■ Written request:
Give every entry again, word for word.
.....
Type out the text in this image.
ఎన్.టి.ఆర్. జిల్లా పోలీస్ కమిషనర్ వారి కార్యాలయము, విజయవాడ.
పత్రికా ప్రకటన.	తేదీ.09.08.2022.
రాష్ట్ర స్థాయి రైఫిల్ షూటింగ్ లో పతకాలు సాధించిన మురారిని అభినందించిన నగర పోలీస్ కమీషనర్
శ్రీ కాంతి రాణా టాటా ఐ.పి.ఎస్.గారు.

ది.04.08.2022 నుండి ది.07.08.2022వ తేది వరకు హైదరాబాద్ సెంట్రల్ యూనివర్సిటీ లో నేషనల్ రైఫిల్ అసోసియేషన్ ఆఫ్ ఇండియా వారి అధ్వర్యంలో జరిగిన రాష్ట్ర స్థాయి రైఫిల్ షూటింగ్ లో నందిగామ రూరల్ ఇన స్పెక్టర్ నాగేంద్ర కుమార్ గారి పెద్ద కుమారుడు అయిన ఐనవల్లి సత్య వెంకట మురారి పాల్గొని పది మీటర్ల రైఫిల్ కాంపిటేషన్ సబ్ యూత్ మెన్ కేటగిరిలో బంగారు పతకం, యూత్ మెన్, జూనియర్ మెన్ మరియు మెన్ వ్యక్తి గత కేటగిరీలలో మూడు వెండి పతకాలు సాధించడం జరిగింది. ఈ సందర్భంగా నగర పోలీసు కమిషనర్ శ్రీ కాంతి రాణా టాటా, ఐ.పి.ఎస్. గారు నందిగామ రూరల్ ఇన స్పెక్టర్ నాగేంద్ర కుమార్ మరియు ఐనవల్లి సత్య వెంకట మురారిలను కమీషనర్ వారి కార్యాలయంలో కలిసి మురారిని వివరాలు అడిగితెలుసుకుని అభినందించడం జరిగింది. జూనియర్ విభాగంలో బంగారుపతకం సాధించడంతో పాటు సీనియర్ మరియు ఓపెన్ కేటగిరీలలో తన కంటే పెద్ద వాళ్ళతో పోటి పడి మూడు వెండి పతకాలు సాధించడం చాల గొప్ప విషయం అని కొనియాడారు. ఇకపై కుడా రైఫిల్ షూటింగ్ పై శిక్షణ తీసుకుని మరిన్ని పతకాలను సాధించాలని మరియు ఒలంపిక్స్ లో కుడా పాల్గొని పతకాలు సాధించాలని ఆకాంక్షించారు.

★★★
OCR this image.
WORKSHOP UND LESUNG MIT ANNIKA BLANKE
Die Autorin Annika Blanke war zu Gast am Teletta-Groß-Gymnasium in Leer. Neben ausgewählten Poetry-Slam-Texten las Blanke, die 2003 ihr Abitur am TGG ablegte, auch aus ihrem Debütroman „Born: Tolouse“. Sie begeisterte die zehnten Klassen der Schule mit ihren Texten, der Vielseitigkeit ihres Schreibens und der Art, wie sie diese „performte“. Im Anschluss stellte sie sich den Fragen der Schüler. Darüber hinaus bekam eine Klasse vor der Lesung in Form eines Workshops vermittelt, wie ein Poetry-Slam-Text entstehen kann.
.....
■ Written answer:
Type out the text in this image.
ఎన్.టి.ఆర్. జిల్లా పోలీస్ కమిషనర్ వారి కార్యాలయము, విజయవాడ.
పత్రికా ప్రకటన.	తేదీ.09.08.2022.
రాష్ట్ర స్థాయి రైఫిల్ షూటింగ్ లో పతకాలు సాధించిన మురారిని అభినందించిన నగర పోలీస్ కమీషనర్
శ్రీ కాంతి రాణా టాటా ఐ.పి.ఎస్.గారు.

ది.04.08.2022 నుండి ది.07.08.2022వ తేది వరకు హైదరాబాద్ సెంట్రల్ యూనివర్సిటీ లో నేషనల్ రైఫిల్ అసోసియేషన్ ఆఫ్ ఇండియా వారి అధ్వర్యంలో జరిగిన రాష్ట్ర స్థాయి రైఫిల్ షూటింగ్ లో నందిగామ రూరల్ ఇన స్పెక్టర్ నాగేంద్ర కుమార్ గారి పెద్ద కుమారుడు అయిన ఐనవల్లి సత్య వెంకట మురారి పాల్గొని పది మీటర్ల రైఫిల్ కాంపిటేషన్ సబ్ యూత్ మెన్ కేటగిరిలో బంగారు పతకం, యూత్ మెన్, జూనియర్ మెన్ మరియు మెన్ వ్యక్తి గత కేటగిరీలలో మూడు వెండి పతకాలు సాధించడం జరిగింది. ఈ సందర్భంగా నగర పోలీసు కమిషనర్ శ్రీ కాంతి రాణా టాటా, ఐ.పి.ఎస్. గారు నందిగామ రూరల్ ఇన స్పెక్టర్ నాగేంద్ర కుమార్ మరియు ఐనవల్లి సత్య వెంకట మురారిలను కమీషనర్ వారి కార్యాలయంలో కలిసి మురారిని వివరాలు అడిగితెలుసుకుని అభినందించడం జరిగింది. జూనియర్ విభాగంలో బంగారుపతకం సాధించడంతో పాటు సీనియర్ మరియు ఓపెన్ కేటగిరీలలో తన కంటే పెద్ద వాళ్ళతో పోటి పడి మూడు వెండి పతకాలు సాధించడం చాల గొప్ప విషయం అని కొనియాడారు. ఇకపై కుడా రైఫిల్ షూటింగ్ పై శిక్షణ తీసుకుని మరిన్ని పతకాలను సాధించాలని మరియు ఒలంపిక్స్ లో కుడా పాల్గొని పతకాలు సాధించాలని ఆకాంక్షించారు.

★★★
OCR this image.
WORKSHOP UND LESUNG MIT ANNIKA BLANKE
Die Autorin Annika Blanke war zu Gast am Teletta-Groß-Gymnasium in Leer. Neben ausgewählten Poetry-Slam-Texten las Blanke, die 2003 ihr Abitur am TGG ablegte, auch aus ihrem Debütroman „Born: Tolouse“. Sie begeisterte die zehnten Klassen der Schule mit ihren Texten, der Vielseitigkeit ihres Schreibens und der Art, wie sie diese „performte“. Im Anschluss stellte sie sich den Fragen der Schüler. Darüber hinaus bekam eine Klasse vor der Lesung in Form eines Workshops vermittelt, wie ein Poetry-Slam-Text entstehen kann.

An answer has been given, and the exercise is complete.